* **What is needed**
The word "crude" occurs in some lines of the data. Return each such line.

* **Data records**
*** Block opens ***

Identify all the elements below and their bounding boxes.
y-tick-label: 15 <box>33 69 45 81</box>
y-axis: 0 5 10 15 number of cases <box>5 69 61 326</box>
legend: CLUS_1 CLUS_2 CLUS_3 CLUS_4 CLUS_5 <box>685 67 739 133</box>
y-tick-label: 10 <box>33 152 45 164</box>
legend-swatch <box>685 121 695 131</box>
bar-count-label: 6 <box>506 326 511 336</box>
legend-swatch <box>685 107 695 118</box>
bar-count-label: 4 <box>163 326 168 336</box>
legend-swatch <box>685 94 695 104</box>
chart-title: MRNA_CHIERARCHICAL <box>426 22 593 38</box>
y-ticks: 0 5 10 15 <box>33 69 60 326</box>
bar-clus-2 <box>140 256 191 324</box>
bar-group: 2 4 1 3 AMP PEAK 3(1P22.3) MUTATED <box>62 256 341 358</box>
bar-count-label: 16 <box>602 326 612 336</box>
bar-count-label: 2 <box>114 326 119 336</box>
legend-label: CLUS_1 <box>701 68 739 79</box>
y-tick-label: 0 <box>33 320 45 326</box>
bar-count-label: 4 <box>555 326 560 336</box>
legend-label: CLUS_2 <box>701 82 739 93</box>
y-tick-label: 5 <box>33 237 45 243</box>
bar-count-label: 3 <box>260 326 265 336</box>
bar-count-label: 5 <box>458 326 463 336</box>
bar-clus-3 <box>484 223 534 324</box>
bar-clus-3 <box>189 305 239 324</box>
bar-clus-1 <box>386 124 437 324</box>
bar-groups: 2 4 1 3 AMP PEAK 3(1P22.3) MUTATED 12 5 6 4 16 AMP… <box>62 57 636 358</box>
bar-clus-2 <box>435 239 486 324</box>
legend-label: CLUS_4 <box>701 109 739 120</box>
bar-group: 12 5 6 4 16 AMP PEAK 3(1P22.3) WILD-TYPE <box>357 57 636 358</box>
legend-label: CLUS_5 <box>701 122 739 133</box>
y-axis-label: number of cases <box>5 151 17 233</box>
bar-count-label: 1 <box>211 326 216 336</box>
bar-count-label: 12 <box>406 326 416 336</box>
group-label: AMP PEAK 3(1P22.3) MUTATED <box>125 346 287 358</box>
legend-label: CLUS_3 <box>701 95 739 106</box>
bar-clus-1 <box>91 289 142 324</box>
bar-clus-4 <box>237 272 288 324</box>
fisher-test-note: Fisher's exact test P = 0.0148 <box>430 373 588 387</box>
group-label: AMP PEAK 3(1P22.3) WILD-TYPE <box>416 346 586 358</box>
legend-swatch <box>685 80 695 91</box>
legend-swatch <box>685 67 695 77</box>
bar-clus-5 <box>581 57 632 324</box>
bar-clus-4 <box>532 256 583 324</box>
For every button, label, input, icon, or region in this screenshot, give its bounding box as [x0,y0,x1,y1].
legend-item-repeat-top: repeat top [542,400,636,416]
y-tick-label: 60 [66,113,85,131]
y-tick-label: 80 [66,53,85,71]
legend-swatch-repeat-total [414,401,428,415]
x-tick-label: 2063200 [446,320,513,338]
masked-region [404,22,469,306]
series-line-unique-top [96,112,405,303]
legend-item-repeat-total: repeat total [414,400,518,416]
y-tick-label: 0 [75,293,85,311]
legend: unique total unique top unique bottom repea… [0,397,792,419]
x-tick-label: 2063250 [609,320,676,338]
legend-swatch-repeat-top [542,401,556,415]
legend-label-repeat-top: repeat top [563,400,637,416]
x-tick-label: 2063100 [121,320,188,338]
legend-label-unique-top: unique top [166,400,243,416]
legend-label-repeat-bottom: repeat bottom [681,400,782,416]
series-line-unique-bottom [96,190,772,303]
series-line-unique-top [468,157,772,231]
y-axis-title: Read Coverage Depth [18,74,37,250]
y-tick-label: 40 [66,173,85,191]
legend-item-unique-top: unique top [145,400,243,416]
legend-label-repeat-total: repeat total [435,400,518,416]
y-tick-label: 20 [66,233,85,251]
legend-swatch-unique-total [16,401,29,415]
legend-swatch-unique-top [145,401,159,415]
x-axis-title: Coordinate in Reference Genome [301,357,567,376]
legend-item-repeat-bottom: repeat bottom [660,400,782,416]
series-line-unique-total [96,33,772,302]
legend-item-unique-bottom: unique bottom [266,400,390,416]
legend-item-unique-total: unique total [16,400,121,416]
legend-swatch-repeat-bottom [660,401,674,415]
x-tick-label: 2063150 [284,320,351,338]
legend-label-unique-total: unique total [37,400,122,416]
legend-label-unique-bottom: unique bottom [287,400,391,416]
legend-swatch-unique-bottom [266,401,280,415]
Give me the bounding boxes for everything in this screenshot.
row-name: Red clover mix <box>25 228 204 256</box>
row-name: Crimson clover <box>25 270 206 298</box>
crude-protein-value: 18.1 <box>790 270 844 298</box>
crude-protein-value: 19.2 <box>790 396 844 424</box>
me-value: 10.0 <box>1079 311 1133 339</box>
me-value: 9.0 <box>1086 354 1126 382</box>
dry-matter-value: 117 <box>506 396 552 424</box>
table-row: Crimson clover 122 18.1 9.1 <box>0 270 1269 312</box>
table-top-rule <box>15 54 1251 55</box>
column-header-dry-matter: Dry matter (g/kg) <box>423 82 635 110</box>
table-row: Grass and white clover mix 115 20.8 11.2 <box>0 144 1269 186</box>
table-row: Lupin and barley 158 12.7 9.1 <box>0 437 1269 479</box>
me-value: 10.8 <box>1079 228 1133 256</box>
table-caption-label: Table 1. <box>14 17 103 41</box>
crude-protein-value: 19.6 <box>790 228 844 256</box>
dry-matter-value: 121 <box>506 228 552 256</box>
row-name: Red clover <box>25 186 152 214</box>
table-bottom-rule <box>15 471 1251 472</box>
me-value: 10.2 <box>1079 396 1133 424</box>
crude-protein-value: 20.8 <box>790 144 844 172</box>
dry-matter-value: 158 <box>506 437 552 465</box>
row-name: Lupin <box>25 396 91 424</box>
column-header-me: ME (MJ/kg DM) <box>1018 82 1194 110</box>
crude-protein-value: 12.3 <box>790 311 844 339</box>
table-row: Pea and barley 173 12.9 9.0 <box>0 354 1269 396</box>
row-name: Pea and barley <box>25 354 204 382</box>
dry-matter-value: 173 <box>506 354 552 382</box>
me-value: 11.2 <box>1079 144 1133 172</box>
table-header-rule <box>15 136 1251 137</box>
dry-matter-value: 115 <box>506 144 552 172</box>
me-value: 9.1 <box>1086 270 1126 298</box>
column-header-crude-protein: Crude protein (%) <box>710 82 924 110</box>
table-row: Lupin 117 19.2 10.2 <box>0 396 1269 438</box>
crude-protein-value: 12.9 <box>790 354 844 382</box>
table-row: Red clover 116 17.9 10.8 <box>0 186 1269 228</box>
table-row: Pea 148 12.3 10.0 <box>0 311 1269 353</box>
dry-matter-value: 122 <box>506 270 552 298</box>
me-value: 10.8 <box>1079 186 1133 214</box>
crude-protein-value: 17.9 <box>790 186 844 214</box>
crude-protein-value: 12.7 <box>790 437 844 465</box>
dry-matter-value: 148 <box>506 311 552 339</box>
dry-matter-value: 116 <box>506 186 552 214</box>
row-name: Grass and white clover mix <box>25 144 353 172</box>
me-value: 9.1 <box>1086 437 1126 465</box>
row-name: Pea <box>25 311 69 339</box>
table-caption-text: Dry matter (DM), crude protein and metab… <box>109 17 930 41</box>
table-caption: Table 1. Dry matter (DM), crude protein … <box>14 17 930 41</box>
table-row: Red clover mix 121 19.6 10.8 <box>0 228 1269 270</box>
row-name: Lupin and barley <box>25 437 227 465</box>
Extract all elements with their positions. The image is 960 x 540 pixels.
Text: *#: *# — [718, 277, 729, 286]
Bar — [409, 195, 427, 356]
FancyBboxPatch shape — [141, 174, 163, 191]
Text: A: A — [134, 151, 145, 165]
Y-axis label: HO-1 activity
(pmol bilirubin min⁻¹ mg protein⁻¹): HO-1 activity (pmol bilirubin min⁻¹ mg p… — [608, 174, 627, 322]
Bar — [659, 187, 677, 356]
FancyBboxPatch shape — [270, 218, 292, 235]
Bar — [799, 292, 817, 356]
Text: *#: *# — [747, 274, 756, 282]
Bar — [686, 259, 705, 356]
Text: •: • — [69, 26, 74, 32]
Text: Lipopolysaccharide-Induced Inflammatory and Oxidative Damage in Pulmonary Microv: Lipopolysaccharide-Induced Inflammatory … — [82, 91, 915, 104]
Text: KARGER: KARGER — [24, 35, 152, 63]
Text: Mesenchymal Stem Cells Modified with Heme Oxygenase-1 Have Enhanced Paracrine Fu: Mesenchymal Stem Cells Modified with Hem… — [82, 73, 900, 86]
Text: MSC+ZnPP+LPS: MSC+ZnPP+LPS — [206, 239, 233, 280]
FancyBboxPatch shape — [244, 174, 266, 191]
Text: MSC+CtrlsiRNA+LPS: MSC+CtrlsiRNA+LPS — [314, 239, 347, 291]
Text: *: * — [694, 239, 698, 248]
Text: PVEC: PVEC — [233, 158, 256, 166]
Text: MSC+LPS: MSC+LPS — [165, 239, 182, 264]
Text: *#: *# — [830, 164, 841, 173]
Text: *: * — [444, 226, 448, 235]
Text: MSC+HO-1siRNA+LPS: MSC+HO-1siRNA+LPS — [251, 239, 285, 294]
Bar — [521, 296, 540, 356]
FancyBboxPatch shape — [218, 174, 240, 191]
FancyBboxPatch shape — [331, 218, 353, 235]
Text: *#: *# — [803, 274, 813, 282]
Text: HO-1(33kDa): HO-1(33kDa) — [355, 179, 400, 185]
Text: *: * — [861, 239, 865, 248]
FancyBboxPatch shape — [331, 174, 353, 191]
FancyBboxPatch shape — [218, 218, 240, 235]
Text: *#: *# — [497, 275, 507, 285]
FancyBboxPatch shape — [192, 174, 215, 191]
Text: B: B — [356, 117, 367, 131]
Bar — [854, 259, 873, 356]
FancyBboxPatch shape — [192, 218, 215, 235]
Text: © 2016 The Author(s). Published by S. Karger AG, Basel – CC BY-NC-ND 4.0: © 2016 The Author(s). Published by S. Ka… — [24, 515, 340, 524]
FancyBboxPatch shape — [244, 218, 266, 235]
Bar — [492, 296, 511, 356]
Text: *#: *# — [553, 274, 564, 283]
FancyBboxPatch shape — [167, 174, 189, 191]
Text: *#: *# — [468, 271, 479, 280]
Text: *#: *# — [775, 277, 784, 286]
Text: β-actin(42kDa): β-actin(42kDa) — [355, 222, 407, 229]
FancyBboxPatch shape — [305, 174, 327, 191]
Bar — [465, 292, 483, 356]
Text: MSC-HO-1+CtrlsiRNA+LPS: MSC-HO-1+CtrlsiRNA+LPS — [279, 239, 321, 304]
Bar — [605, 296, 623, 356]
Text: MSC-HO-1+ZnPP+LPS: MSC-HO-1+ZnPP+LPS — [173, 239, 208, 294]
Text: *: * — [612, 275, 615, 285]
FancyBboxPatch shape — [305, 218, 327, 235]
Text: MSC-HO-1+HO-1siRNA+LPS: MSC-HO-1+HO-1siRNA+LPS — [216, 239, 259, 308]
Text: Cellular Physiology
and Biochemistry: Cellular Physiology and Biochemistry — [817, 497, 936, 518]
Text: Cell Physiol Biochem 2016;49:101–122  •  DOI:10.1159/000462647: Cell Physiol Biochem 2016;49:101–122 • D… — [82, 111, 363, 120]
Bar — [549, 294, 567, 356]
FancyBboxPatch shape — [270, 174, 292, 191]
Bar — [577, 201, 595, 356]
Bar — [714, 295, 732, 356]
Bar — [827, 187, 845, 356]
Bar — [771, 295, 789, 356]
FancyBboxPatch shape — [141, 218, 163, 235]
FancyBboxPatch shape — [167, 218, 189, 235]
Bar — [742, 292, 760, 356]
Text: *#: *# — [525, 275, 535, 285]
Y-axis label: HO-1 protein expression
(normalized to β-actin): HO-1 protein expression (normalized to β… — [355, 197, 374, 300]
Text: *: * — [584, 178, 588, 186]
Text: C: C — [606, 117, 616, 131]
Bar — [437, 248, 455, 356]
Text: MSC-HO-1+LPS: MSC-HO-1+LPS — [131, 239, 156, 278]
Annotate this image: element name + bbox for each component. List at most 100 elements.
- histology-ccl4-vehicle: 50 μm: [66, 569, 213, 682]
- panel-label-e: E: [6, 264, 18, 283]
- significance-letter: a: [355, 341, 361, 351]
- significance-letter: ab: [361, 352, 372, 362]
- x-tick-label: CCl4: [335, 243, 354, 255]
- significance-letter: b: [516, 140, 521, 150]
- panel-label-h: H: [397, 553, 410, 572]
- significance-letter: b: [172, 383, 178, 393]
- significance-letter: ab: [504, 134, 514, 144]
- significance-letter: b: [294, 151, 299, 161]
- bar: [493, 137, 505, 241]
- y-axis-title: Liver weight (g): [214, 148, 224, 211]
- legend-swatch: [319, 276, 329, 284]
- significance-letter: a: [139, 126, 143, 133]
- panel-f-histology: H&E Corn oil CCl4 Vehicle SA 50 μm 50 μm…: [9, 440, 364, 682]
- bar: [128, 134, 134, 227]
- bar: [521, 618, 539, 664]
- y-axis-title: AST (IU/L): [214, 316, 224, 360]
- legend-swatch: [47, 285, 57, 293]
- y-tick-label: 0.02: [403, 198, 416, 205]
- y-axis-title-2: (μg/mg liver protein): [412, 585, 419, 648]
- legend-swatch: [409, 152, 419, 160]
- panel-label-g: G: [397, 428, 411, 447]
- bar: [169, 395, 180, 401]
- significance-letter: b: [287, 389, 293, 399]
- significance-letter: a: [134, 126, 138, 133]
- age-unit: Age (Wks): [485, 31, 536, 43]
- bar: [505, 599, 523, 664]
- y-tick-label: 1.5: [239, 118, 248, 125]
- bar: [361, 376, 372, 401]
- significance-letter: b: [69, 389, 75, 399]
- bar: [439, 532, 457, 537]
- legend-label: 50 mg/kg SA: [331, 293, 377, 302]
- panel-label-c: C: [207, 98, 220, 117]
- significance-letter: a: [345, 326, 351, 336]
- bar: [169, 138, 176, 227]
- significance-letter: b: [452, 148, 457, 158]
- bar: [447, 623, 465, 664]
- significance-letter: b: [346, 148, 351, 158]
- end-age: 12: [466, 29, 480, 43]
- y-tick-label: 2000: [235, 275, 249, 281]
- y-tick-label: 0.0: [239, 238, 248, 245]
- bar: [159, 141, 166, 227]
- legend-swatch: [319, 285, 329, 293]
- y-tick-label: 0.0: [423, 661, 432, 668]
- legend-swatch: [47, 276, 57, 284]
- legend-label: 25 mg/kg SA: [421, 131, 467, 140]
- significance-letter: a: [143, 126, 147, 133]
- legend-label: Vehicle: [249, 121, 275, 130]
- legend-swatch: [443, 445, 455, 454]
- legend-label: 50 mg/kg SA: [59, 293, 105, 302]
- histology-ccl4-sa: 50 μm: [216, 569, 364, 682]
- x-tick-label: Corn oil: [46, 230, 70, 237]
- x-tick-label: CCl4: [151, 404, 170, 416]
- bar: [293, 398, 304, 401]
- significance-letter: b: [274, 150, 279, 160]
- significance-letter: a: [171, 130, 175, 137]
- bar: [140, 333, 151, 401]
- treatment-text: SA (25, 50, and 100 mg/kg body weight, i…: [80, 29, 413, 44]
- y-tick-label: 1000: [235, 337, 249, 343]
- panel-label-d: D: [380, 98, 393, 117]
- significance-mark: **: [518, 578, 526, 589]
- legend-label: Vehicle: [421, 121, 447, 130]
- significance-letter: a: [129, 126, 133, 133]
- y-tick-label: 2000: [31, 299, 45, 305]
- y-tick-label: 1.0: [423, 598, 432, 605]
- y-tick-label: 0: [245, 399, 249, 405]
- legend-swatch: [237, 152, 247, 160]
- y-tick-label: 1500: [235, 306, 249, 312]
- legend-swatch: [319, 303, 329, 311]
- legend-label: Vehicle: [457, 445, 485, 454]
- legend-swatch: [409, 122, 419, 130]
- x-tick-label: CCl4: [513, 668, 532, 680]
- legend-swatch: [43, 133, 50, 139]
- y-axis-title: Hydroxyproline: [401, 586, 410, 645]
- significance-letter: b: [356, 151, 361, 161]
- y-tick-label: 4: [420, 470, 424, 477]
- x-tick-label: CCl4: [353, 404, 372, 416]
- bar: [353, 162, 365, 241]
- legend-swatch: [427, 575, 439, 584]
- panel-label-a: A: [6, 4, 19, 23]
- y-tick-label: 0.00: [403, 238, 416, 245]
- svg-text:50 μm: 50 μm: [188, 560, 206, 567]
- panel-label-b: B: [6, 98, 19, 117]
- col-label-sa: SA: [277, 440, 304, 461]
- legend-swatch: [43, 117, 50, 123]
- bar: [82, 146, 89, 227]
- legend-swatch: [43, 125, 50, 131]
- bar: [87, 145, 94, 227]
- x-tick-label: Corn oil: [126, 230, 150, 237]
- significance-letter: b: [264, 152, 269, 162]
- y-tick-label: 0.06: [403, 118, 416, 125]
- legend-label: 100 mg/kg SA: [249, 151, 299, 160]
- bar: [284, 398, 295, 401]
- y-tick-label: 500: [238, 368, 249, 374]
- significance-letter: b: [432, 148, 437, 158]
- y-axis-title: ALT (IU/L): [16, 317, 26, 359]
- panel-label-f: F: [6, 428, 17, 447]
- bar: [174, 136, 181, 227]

*** Block closes ***

* **Output below**
crude-protein-value: 18.1 <box>790 270 844 298</box>
crude-protein-value: 19.2 <box>790 396 844 424</box>
crude-protein-value: 19.6 <box>790 228 844 256</box>
crude-protein-value: 20.8 <box>790 144 844 172</box>
crude-protein-value: 12.3 <box>790 311 844 339</box>
column-header-crude-protein: Crude protein (%) <box>710 82 924 110</box>
crude-protein-value: 12.9 <box>790 354 844 382</box>
crude-protein-value: 17.9 <box>790 186 844 214</box>
crude-protein-value: 12.7 <box>790 437 844 465</box>
table-caption-text: Dry matter (DM), crude protein and metab… <box>109 17 930 41</box>
table-caption: Table 1. Dry matter (DM), crude protein … <box>14 17 930 41</box>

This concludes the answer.